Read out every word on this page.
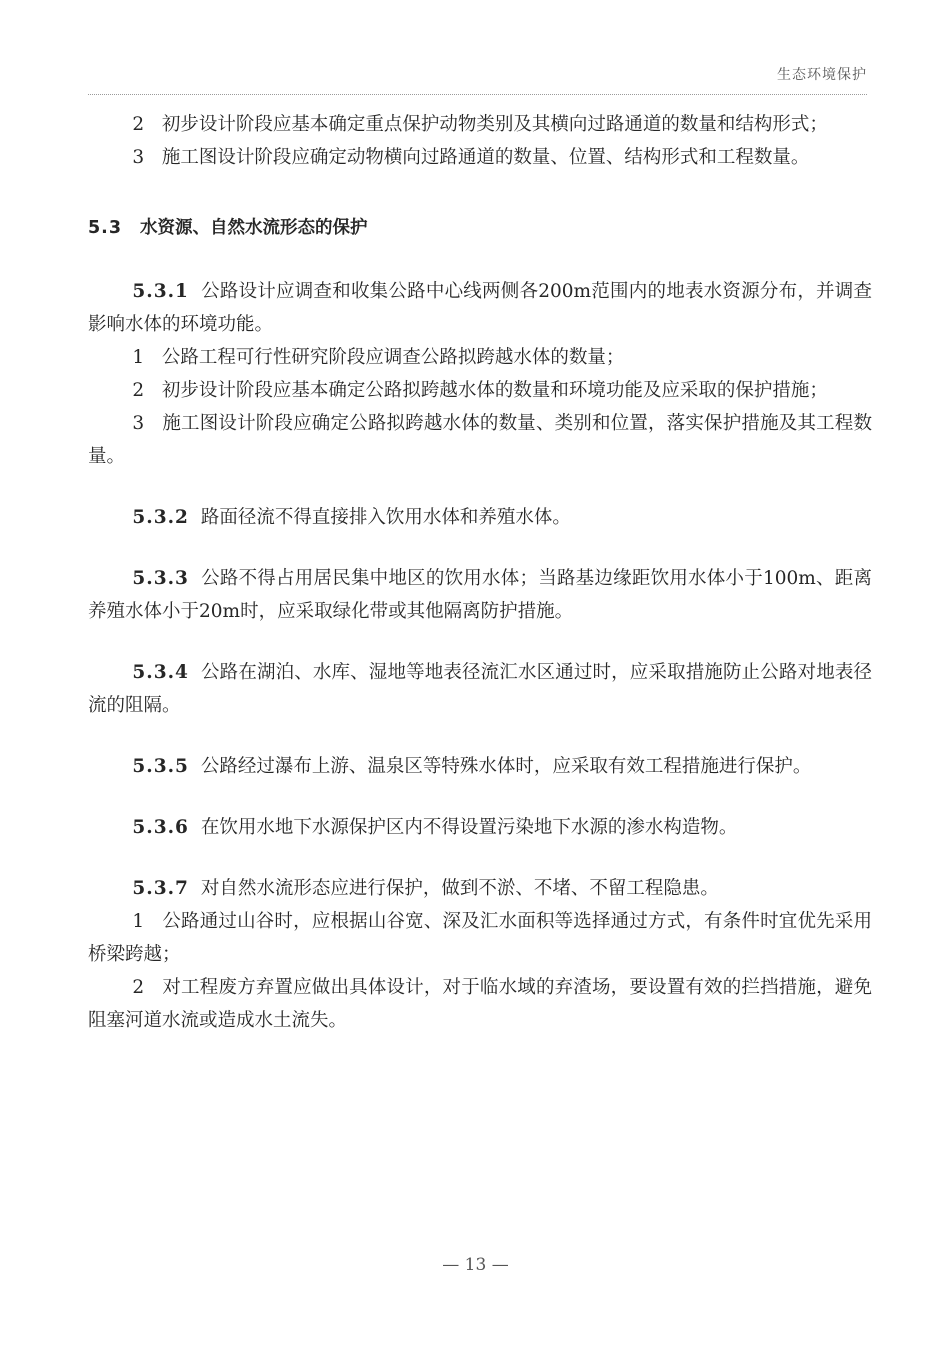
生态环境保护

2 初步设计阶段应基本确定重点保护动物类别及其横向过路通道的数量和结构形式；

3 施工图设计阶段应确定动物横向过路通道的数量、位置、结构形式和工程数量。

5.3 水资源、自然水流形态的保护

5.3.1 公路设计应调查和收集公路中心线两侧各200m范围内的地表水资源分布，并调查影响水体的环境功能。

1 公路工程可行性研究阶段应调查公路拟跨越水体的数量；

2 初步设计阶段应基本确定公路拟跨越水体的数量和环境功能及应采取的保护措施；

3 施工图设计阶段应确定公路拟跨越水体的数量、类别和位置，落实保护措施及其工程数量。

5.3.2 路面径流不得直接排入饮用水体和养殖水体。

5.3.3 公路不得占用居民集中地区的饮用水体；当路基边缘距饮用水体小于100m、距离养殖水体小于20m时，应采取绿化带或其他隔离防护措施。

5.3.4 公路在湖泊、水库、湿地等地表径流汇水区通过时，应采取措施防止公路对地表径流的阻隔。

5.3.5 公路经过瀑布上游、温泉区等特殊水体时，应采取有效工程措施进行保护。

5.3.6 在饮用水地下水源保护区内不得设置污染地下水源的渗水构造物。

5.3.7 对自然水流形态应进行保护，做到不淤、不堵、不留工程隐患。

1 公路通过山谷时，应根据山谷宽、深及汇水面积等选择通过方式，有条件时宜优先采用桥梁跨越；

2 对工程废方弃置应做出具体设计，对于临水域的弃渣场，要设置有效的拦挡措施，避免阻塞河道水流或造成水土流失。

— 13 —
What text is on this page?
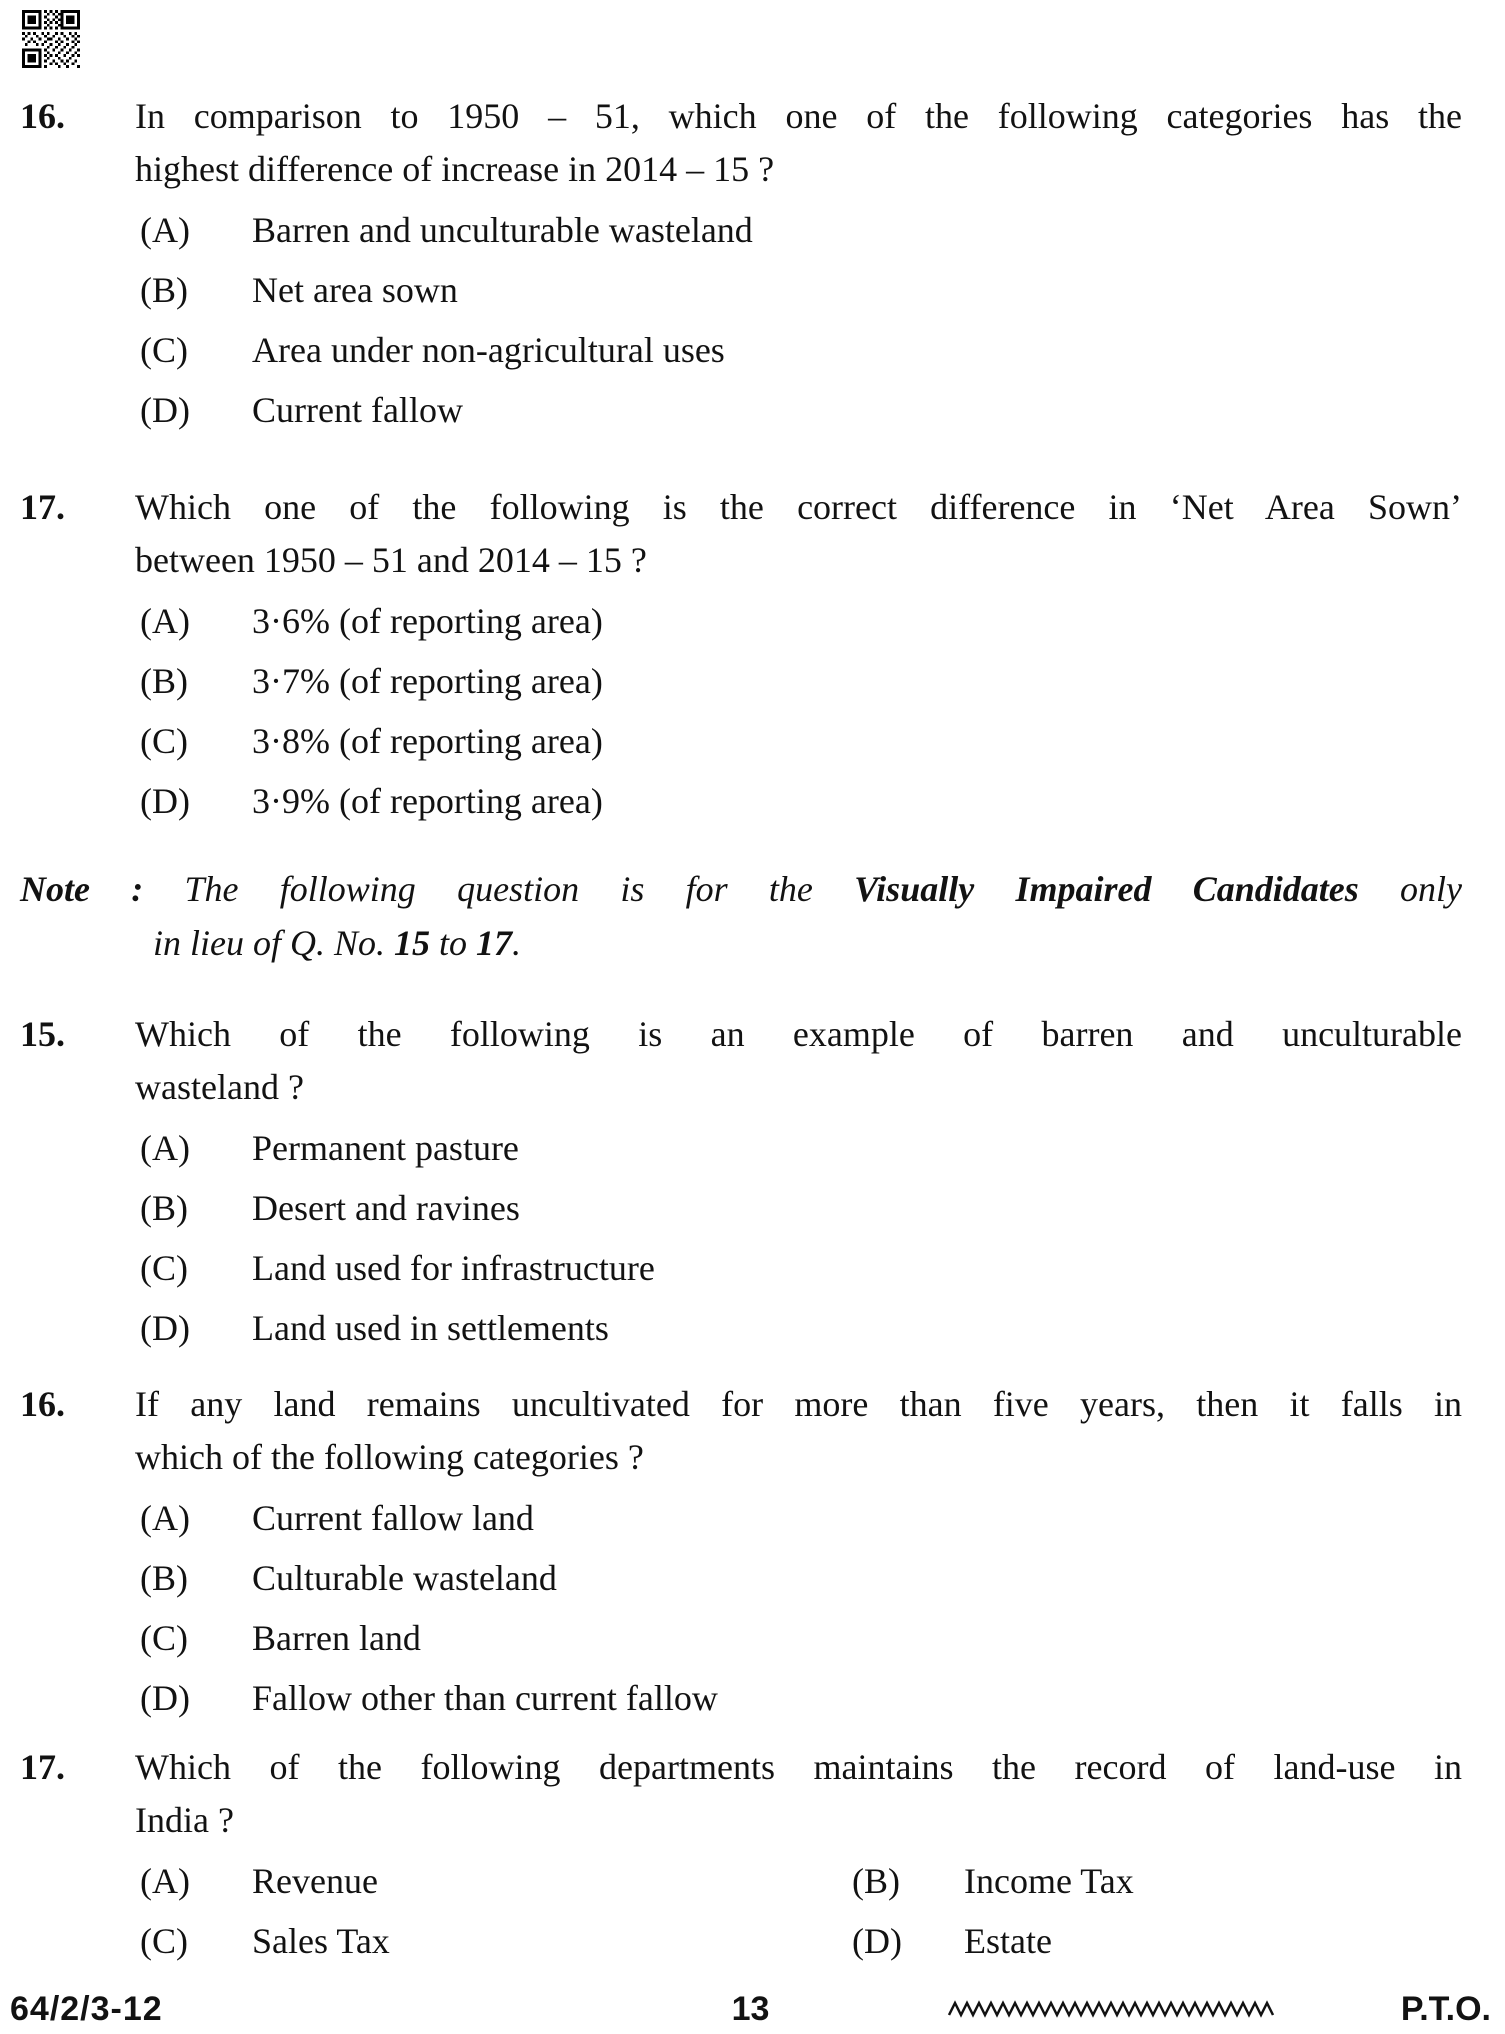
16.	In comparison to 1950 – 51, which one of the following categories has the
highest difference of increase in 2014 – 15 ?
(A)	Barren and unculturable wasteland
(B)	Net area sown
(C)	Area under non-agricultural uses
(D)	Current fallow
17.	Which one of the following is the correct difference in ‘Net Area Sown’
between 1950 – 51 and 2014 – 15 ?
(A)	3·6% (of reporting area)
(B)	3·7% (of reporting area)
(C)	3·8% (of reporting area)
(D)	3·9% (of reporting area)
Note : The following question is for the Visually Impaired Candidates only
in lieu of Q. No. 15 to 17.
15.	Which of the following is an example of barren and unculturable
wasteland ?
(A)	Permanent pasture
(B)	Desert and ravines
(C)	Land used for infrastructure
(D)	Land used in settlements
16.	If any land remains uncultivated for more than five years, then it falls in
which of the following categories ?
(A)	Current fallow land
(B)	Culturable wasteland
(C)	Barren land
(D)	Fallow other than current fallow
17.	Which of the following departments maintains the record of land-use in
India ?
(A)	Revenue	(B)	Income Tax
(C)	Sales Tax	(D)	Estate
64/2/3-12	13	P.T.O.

* **DIRECTION**: Leave the pictures out, and transcribe each of the records exactly.

* **RESULT**:
Read out every word on this page.
生态环境保护

2 初步设计阶段应基本确定重点保护动物类别及其横向过路通道的数量和结构形式；

3 施工图设计阶段应确定动物横向过路通道的数量、位置、结构形式和工程数量。

5.3 水资源、自然水流形态的保护

5.3.1 公路设计应调查和收集公路中心线两侧各200m范围内的地表水资源分布，并调查影响水体的环境功能。

1 公路工程可行性研究阶段应调查公路拟跨越水体的数量；

2 初步设计阶段应基本确定公路拟跨越水体的数量和环境功能及应采取的保护措施；

3 施工图设计阶段应确定公路拟跨越水体的数量、类别和位置，落实保护措施及其工程数量。

5.3.2 路面径流不得直接排入饮用水体和养殖水体。

5.3.3 公路不得占用居民集中地区的饮用水体；当路基边缘距饮用水体小于100m、距离养殖水体小于20m时，应采取绿化带或其他隔离防护措施。

5.3.4 公路在湖泊、水库、湿地等地表径流汇水区通过时，应采取措施防止公路对地表径流的阻隔。

5.3.5 公路经过瀑布上游、温泉区等特殊水体时，应采取有效工程措施进行保护。

5.3.6 在饮用水地下水源保护区内不得设置污染地下水源的渗水构造物。

5.3.7 对自然水流形态应进行保护，做到不淤、不堵、不留工程隐患。

1 公路通过山谷时，应根据山谷宽、深及汇水面积等选择通过方式，有条件时宜优先采用桥梁跨越；

2 对工程废方弃置应做出具体设计，对于临水域的弃渣场，要设置有效的拦挡措施，避免阻塞河道水流或造成水土流失。

— 13 —
What text is on this page?
16.	In comparison to 1950 – 51, which one of the following categories has the
highest difference of increase in 2014 – 15 ?
(A)	Barren and unculturable wasteland
(B)	Net area sown
(C)	Area under non-agricultural uses
(D)	Current fallow
17.	Which one of the following is the correct difference in ‘Net Area Sown’
between 1950 – 51 and 2014 – 15 ?
(A)	3·6% (of reporting area)
(B)	3·7% (of reporting area)
(C)	3·8% (of reporting area)
(D)	3·9% (of reporting area)
Note : The following question is for the Visually Impaired Candidates only
in lieu of Q. No. 15 to 17.
15.	Which of the following is an example of barren and unculturable
wasteland ?
(A)	Permanent pasture
(B)	Desert and ravines
(C)	Land used for infrastructure
(D)	Land used in settlements
16.	If any land remains uncultivated for more than five years, then it falls in
which of the following categories ?
(A)	Current fallow land
(B)	Culturable wasteland
(C)	Barren land
(D)	Fallow other than current fallow
17.	Which of the following departments maintains the record of land-use in
India ?
(A)	Revenue	(B)	Income Tax
(C)	Sales Tax	(D)	Estate
64/2/3-12	13	P.T.O.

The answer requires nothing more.